[Dataset items]
>> BEGIN

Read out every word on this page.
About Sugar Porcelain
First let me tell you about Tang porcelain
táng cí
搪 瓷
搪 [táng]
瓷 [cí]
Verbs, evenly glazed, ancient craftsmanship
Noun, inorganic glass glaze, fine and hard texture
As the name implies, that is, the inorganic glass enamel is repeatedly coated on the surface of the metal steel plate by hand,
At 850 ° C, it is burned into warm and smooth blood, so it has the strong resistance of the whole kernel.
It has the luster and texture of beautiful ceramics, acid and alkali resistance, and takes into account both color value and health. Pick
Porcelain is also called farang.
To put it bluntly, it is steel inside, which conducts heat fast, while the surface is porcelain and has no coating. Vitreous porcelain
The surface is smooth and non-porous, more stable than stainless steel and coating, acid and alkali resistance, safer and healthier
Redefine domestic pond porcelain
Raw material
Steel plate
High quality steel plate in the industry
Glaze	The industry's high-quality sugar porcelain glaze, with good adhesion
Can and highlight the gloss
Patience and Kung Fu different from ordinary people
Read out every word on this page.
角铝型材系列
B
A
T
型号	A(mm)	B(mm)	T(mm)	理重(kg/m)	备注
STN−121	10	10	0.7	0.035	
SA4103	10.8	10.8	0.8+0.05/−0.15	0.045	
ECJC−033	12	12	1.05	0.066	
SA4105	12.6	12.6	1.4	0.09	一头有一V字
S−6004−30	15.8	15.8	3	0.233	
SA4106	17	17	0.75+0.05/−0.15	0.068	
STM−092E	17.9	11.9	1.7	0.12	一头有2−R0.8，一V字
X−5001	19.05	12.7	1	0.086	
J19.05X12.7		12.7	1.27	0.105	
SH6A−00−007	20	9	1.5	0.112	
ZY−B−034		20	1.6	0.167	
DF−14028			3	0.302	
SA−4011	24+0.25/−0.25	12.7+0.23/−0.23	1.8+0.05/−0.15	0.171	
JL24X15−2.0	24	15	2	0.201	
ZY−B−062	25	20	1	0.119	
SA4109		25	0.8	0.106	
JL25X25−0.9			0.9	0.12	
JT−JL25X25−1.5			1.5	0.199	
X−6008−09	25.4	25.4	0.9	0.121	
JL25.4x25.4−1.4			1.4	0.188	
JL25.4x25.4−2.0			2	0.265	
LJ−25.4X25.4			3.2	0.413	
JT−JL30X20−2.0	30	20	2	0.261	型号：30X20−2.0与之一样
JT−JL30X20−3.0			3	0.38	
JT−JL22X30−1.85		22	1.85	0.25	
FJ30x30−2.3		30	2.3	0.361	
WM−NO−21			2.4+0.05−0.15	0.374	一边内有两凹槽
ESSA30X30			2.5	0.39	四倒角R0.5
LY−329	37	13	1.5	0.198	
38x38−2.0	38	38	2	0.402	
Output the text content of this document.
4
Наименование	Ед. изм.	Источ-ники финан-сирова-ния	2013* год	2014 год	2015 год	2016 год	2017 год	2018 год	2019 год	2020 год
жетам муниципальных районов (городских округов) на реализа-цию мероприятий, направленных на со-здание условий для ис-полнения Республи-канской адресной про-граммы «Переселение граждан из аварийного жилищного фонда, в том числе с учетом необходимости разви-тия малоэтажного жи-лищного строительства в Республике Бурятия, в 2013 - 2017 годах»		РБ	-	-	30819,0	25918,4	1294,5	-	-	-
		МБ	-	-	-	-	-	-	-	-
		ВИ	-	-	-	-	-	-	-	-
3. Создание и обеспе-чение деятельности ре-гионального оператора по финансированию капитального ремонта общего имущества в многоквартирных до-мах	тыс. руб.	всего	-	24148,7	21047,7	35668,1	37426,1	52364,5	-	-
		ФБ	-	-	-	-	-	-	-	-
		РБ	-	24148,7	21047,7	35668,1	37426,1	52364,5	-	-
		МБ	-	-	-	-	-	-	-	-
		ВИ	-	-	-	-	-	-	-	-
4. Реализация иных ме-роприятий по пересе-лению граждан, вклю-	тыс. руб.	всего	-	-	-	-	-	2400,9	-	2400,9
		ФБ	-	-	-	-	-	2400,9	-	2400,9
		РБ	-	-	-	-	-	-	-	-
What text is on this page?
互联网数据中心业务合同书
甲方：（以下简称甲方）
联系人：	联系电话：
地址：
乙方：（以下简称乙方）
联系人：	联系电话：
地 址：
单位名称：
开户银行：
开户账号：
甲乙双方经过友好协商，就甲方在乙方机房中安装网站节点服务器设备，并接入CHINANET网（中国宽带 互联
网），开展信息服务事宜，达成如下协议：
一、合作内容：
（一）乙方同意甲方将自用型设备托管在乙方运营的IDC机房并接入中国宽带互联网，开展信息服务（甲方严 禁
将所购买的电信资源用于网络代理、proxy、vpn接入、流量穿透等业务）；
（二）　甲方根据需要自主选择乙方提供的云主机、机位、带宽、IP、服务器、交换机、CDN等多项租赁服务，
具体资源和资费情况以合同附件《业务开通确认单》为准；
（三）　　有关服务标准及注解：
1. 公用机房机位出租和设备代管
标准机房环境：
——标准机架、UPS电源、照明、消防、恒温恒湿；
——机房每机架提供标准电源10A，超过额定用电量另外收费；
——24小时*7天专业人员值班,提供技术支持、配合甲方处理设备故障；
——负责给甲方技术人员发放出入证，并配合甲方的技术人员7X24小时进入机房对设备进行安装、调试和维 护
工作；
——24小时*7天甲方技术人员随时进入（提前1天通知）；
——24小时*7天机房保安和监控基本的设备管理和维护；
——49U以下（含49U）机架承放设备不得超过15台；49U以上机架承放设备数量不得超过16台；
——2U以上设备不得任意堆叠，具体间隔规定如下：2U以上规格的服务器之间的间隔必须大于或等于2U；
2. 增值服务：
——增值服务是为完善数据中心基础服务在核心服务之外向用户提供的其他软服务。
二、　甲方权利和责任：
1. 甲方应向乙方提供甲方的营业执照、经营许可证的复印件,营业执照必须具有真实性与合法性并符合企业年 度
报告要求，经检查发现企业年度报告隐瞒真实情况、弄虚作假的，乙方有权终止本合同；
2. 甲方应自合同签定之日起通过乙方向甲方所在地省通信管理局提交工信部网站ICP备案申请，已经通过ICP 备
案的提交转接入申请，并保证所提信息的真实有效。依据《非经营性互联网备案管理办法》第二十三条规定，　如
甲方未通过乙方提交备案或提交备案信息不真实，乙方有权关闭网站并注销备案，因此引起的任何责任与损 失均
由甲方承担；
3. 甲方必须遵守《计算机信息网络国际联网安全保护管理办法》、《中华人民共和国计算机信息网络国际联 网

>> END

STATED EXERCISE:
Reproduce all of the material above word for word.

FINAL RESULT:
Read out every word on this page.
About Sugar Porcelain
First let me tell you about Tang porcelain
táng cí
搪 瓷
搪 [táng]
瓷 [cí]
Verbs, evenly glazed, ancient craftsmanship
Noun, inorganic glass glaze, fine and hard texture
As the name implies, that is, the inorganic glass enamel is repeatedly coated on the surface of the metal steel plate by hand,
At 850 ° C, it is burned into warm and smooth blood, so it has the strong resistance of the whole kernel.
It has the luster and texture of beautiful ceramics, acid and alkali resistance, and takes into account both color value and health. Pick
Porcelain is also called farang.
To put it bluntly, it is steel inside, which conducts heat fast, while the surface is porcelain and has no coating. Vitreous porcelain
The surface is smooth and non-porous, more stable than stainless steel and coating, acid and alkali resistance, safer and healthier
Redefine domestic pond porcelain
Raw material
Steel plate
High quality steel plate in the industry
Glaze	The industry's high-quality sugar porcelain glaze, with good adhesion
Can and highlight the gloss
Patience and Kung Fu different from ordinary people
Read out every word on this page.
角铝型材系列
B
A
T
型号	A(mm)	B(mm)	T(mm)	理重(kg/m)	备注
STN−121	10	10	0.7	0.035	
SA4103	10.8	10.8	0.8+0.05/−0.15	0.045	
ECJC−033	12	12	1.05	0.066	
SA4105	12.6	12.6	1.4	0.09	一头有一V字
S−6004−30	15.8	15.8	3	0.233	
SA4106	17	17	0.75+0.05/−0.15	0.068	
STM−092E	17.9	11.9	1.7	0.12	一头有2−R0.8，一V字
X−5001	19.05	12.7	1	0.086	
J19.05X12.7		12.7	1.27	0.105	
SH6A−00−007	20	9	1.5	0.112	
ZY−B−034		20	1.6	0.167	
DF−14028			3	0.302	
SA−4011	24+0.25/−0.25	12.7+0.23/−0.23	1.8+0.05/−0.15	0.171	
JL24X15−2.0	24	15	2	0.201	
ZY−B−062	25	20	1	0.119	
SA4109		25	0.8	0.106	
JL25X25−0.9			0.9	0.12	
JT−JL25X25−1.5			1.5	0.199	
X−6008−09	25.4	25.4	0.9	0.121	
JL25.4x25.4−1.4			1.4	0.188	
JL25.4x25.4−2.0			2	0.265	
LJ−25.4X25.4			3.2	0.413	
JT−JL30X20−2.0	30	20	2	0.261	型号：30X20−2.0与之一样
JT−JL30X20−3.0			3	0.38	
JT−JL22X30−1.85		22	1.85	0.25	
FJ30x30−2.3		30	2.3	0.361	
WM−NO−21			2.4+0.05−0.15	0.374	一边内有两凹槽
ESSA30X30			2.5	0.39	四倒角R0.5
LY−329	37	13	1.5	0.198	
38x38−2.0	38	38	2	0.402	
Output the text content of this document.
4
Наименование	Ед. изм.	Источ-ники финан-сирова-ния	2013* год	2014 год	2015 год	2016 год	2017 год	2018 год	2019 год	2020 год
жетам муниципальных районов (городских округов) на реализа-цию мероприятий, направленных на со-здание условий для ис-полнения Республи-канской адресной про-граммы «Переселение граждан из аварийного жилищного фонда, в том числе с учетом необходимости разви-тия малоэтажного жи-лищного строительства в Республике Бурятия, в 2013 - 2017 годах»		РБ	-	-	30819,0	25918,4	1294,5	-	-	-
		МБ	-	-	-	-	-	-	-	-
		ВИ	-	-	-	-	-	-	-	-
3. Создание и обеспе-чение деятельности ре-гионального оператора по финансированию капитального ремонта общего имущества в многоквартирных до-мах	тыс. руб.	всего	-	24148,7	21047,7	35668,1	37426,1	52364,5	-	-
		ФБ	-	-	-	-	-	-	-	-
		РБ	-	24148,7	21047,7	35668,1	37426,1	52364,5	-	-
		МБ	-	-	-	-	-	-	-	-
		ВИ	-	-	-	-	-	-	-	-
4. Реализация иных ме-роприятий по пересе-лению граждан, вклю-	тыс. руб.	всего	-	-	-	-	-	2400,9	-	2400,9
		ФБ	-	-	-	-	-	2400,9	-	2400,9
		РБ	-	-	-	-	-	-	-	-
What text is on this page?
互联网数据中心业务合同书
甲方：（以下简称甲方）
联系人：	联系电话：
地址：
乙方：（以下简称乙方）
联系人：	联系电话：
地 址：
单位名称：
开户银行：
开户账号：
甲乙双方经过友好协商，就甲方在乙方机房中安装网站节点服务器设备，并接入CHINANET网（中国宽带 互联
网），开展信息服务事宜，达成如下协议：
一、合作内容：
（一）乙方同意甲方将自用型设备托管在乙方运营的IDC机房并接入中国宽带互联网，开展信息服务（甲方严 禁
将所购买的电信资源用于网络代理、proxy、vpn接入、流量穿透等业务）；
（二）　甲方根据需要自主选择乙方提供的云主机、机位、带宽、IP、服务器、交换机、CDN等多项租赁服务，
具体资源和资费情况以合同附件《业务开通确认单》为准；
（三）　　有关服务标准及注解：
1. 公用机房机位出租和设备代管
标准机房环境：
——标准机架、UPS电源、照明、消防、恒温恒湿；
——机房每机架提供标准电源10A，超过额定用电量另外收费；
——24小时*7天专业人员值班,提供技术支持、配合甲方处理设备故障；
——负责给甲方技术人员发放出入证，并配合甲方的技术人员7X24小时进入机房对设备进行安装、调试和维 护
工作；
——24小时*7天甲方技术人员随时进入（提前1天通知）；
——24小时*7天机房保安和监控基本的设备管理和维护；
——49U以下（含49U）机架承放设备不得超过15台；49U以上机架承放设备数量不得超过16台；
——2U以上设备不得任意堆叠，具体间隔规定如下：2U以上规格的服务器之间的间隔必须大于或等于2U；
2. 增值服务：
——增值服务是为完善数据中心基础服务在核心服务之外向用户提供的其他软服务。
二、　甲方权利和责任：
1. 甲方应向乙方提供甲方的营业执照、经营许可证的复印件,营业执照必须具有真实性与合法性并符合企业年 度
报告要求，经检查发现企业年度报告隐瞒真实情况、弄虚作假的，乙方有权终止本合同；
2. 甲方应自合同签定之日起通过乙方向甲方所在地省通信管理局提交工信部网站ICP备案申请，已经通过ICP 备
案的提交转接入申请，并保证所提信息的真实有效。依据《非经营性互联网备案管理办法》第二十三条规定，　如
甲方未通过乙方提交备案或提交备案信息不真实，乙方有权关闭网站并注销备案，因此引起的任何责任与损 失均
由甲方承担；
3. 甲方必须遵守《计算机信息网络国际联网安全保护管理办法》、《中华人民共和国计算机信息网络国际联 网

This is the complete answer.